● **Requirements**
Transcribe the records that follow. Keep every word exactly, and drop the pictures.

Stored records
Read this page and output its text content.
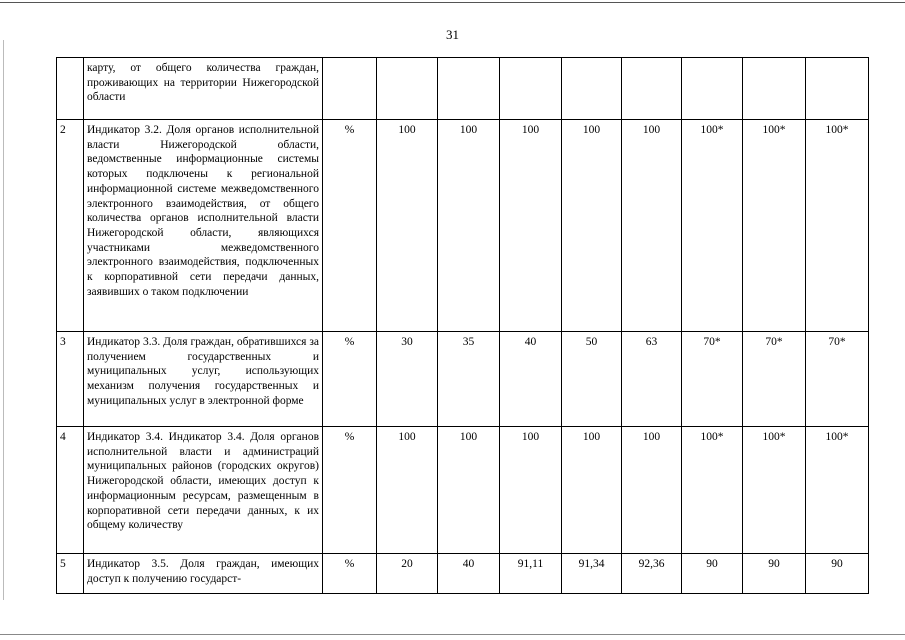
31
	карту, от общего количества граждан, проживающих на территории Нижегородской области									
2	Индикатор 3.2. Доля органов исполнительной власти Нижегородской области, ведомственные информационные системы которых подключены к региональной информационной системе межведомственного электронного взаимодействия, от общего количества органов исполнительной власти Нижегородской области, являющихся участниками межведомственного электронного взаимодействия, подключенных к корпоративной сети передачи данных, заявивших о таком подключении	%	100	100	100	100	100	100*	100*	100*
3	Индикатор 3.3. Доля граждан, обратившихся за получением государственных и муниципальных услуг, использующих механизм получения государственных и муниципальных услуг в электронной форме	%	30	35	40	50	63	70*	70*	70*
4	Индикатор 3.4. Индикатор 3.4. Доля органов исполнительной власти и администраций муниципальных районов (городских округов) Нижегородской области, имеющих доступ к информационным ресурсам, размещенным в корпоративной сети передачи данных, к их общему количеству	%	100	100	100	100	100	100*	100*	100*
5	Индикатор 3.5. Доля граждан, имеющих доступ к получению государст-	%	20	40	91,11	91,34	92,36	90	90	90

● **Task solution**
Read this page and output its text content.
31
	карту, от общего количества граждан, проживающих на территории Нижегородской области									
2	Индикатор 3.2. Доля органов исполнительной власти Нижегородской области, ведомственные информационные системы которых подключены к региональной информационной системе межведомственного электронного взаимодействия, от общего количества органов исполнительной власти Нижегородской области, являющихся участниками межведомственного электронного взаимодействия, подключенных к корпоративной сети передачи данных, заявивших о таком подключении	%	100	100	100	100	100	100*	100*	100*
3	Индикатор 3.3. Доля граждан, обратившихся за получением государственных и муниципальных услуг, использующих механизм получения государственных и муниципальных услуг в электронной форме	%	30	35	40	50	63	70*	70*	70*
4	Индикатор 3.4. Индикатор 3.4. Доля органов исполнительной власти и администраций муниципальных районов (городских округов) Нижегородской области, имеющих доступ к информационным ресурсам, размещенным в корпоративной сети передачи данных, к их общему количеству	%	100	100	100	100	100	100*	100*	100*
5	Индикатор 3.5. Доля граждан, имеющих доступ к получению государст-	%	20	40	91,11	91,34	92,36	90	90	90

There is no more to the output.